** Document extract **
You don’t need to be a history student to have heard a word or two about Russia’s staggering upheaval throughout history, KGB spies, political rises of world power. From the Mongol invasions to tsarist regimes to ages of industrial revolution and wars, visiting Russia brings her history off the page and into life, whichever period you may be interested in. Both Moscow and St. Petersburg are teeming with key historical landmarks whose fame stems from their association with pivotal events and people in history. The nation has undergone extreme political and social change over the past few centuries, and the highlight of any trip is the chance to witness this complex history at first hand.
Take an eye-opening trip to the infamous Moscow Kremlin, the seat of Russian political power for over 500 years, from the Grand Dukes to the Tsars to the current presidency. An insightful journey through Moscow will reveal many secrets of the Soviets and the Cold War, and its lasting impact on the Russian society and it’s people, as students come face to face with dozens of extraordinary sites and monuments marking defining Soviet-era events and achievements; from the massive VFNKh Soviet park, Victory Park, the Museum of the Great Patriotic War, the Triumphal Arch, Lenin’s Tomb and Stalin’s bunker. In St. Petersburg, students will travel even deeper into history to get a feel of the incredible extremes of Russian life pre-revolution in the Museum of Political History of Russia, and the glorious excess of what is called Russia’s Versailles, Peterhof Palace. Every corner of Russia is steeped in fascinating history, offering immense educational opportunities and value via school trip to Russia to those interested in her history.
It’s equal parts history, national pride, and hero worship, the classical ballet is a world-famous, notable art form coming out of Russia that is deeply loved and cherished by its people of all social stratifications. Ballet may have been invented in Italy and France, but it was refined and invigorated in Russia by blending classicism and Russian folk dance. As the primary form of entertainment among the nobles, Russian’s mighty leaders decided to make ballet a Russian art form, and through centralized planning and the shrewd use of resources, became an integral part of the nation’s cultural heritage. Russia’s unique style of ballet has graciously stood against the test of time and made a tremendous contribution and influence on world ballet culture.

Dataset excerpt:
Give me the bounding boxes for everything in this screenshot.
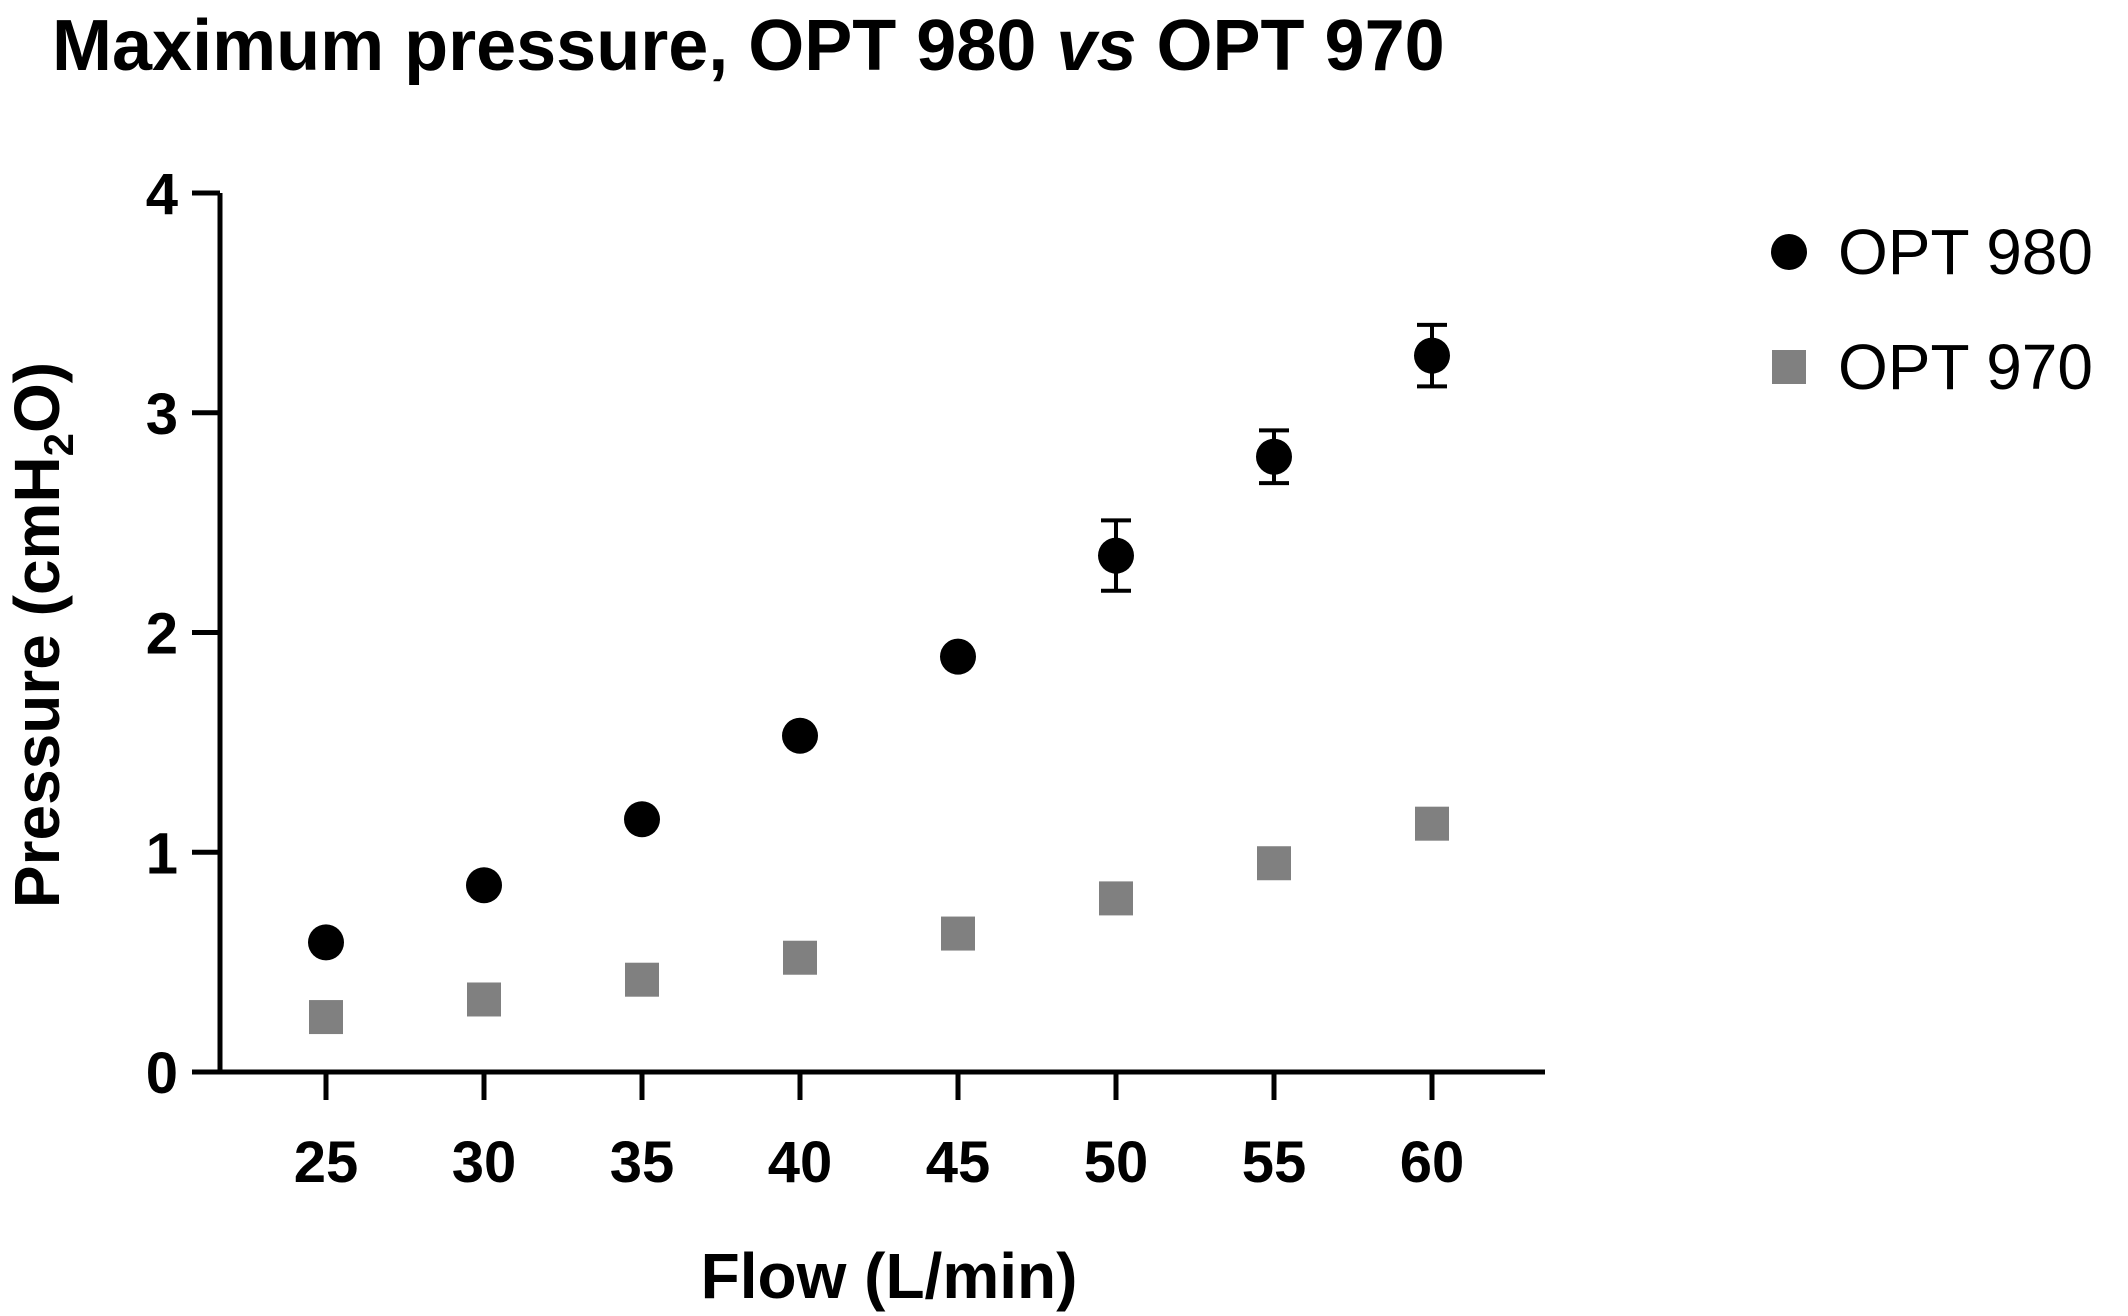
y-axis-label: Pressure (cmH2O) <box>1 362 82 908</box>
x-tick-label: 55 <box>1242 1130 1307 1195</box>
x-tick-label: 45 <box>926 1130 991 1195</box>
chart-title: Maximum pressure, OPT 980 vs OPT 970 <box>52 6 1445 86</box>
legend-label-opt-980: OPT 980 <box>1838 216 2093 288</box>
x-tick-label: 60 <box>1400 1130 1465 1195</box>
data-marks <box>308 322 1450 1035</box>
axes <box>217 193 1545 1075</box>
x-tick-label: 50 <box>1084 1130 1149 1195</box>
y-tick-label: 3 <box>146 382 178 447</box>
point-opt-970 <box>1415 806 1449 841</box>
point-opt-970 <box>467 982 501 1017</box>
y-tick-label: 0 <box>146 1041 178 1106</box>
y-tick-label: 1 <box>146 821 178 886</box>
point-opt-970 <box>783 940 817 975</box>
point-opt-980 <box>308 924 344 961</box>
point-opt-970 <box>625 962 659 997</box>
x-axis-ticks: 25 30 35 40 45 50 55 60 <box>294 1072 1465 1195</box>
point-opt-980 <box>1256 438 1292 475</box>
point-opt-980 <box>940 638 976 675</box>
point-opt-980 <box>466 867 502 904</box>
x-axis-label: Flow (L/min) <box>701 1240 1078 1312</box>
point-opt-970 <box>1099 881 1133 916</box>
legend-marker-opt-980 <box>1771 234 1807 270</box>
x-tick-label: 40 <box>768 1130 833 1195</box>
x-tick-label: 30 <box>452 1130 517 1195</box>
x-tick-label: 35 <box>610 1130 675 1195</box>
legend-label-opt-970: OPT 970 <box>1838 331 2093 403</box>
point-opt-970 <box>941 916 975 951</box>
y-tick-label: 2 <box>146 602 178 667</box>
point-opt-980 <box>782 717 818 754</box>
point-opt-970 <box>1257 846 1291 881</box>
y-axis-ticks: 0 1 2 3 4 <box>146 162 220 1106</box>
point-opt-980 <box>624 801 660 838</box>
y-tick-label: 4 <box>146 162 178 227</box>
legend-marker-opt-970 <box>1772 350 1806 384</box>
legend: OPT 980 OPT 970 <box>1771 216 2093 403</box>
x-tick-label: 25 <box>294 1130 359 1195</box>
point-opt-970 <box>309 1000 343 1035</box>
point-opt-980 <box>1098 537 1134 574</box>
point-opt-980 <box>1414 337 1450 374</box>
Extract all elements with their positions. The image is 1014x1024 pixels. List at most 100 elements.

---

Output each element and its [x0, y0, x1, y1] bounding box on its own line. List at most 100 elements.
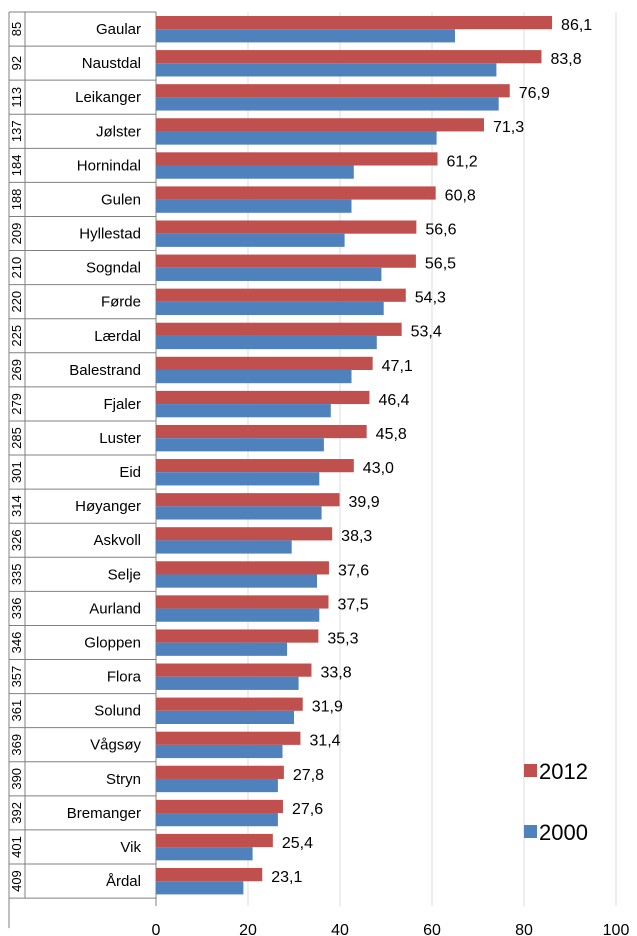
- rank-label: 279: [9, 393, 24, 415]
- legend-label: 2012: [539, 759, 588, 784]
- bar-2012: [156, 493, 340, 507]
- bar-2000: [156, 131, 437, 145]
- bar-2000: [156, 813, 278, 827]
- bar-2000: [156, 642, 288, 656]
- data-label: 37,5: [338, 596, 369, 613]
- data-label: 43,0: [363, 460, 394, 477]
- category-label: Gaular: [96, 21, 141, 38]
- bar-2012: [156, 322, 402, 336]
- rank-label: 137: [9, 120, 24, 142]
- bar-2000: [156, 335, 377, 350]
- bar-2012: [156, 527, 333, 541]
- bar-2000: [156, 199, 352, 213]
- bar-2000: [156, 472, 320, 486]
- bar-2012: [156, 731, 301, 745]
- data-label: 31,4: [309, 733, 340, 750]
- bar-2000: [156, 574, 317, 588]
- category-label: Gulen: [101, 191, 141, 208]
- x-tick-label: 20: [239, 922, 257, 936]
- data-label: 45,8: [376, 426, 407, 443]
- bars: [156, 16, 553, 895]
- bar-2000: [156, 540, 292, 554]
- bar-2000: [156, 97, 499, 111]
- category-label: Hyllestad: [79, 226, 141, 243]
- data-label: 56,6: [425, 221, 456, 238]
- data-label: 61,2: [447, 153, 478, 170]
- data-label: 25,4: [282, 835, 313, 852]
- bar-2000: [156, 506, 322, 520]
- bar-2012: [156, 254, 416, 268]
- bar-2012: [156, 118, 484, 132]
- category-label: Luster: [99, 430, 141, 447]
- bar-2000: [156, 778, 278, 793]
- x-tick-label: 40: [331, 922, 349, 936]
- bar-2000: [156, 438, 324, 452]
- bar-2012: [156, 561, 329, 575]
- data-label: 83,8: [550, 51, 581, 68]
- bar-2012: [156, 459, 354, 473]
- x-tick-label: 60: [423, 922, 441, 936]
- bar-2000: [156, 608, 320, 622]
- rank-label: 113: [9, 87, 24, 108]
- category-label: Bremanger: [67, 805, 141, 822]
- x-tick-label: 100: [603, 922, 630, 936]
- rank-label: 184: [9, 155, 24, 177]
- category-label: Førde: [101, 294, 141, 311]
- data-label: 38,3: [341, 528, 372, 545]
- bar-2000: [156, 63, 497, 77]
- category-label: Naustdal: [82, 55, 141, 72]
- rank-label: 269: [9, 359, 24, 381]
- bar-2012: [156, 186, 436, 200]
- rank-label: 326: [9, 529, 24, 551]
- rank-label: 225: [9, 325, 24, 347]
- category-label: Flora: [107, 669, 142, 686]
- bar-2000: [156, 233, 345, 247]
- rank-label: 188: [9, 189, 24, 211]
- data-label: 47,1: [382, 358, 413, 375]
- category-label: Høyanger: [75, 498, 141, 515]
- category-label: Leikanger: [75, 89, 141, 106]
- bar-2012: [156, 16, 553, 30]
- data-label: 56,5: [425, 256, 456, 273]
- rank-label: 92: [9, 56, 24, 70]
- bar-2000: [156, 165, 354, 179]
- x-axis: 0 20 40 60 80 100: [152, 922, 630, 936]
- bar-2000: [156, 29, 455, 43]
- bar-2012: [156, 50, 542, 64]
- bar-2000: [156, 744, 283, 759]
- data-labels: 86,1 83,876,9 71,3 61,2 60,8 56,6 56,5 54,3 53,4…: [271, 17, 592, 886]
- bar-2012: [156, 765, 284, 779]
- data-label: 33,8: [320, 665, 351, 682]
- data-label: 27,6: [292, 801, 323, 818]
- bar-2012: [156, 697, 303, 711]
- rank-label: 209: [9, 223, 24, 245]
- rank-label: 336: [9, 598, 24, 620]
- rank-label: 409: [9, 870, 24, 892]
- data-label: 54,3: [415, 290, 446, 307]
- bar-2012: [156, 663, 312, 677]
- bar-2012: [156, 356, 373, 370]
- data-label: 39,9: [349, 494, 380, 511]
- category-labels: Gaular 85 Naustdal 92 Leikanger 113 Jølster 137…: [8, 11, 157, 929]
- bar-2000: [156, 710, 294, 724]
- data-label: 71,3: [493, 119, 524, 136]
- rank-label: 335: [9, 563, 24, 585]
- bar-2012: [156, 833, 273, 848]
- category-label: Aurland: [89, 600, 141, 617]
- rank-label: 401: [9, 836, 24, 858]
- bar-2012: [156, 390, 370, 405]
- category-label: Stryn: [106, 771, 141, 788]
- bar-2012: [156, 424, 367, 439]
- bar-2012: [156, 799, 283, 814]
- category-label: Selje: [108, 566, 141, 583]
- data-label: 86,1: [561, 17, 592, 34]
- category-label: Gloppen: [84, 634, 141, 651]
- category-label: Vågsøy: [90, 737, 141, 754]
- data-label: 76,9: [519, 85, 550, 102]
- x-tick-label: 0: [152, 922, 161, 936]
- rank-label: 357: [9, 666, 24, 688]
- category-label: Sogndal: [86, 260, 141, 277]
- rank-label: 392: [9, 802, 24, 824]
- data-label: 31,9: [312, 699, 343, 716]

** Your goal **
From the passage about school trips to Russia above, list every site and monument that the text names as marking Soviet-era events and achievements in Moscow.

** Response to this exercise **
- VFNKh Soviet park
- Victory Park
- Museum of the Great Patriotic War
- Triumphal Arch
- Lenin's Tomb
- Stalin's bunker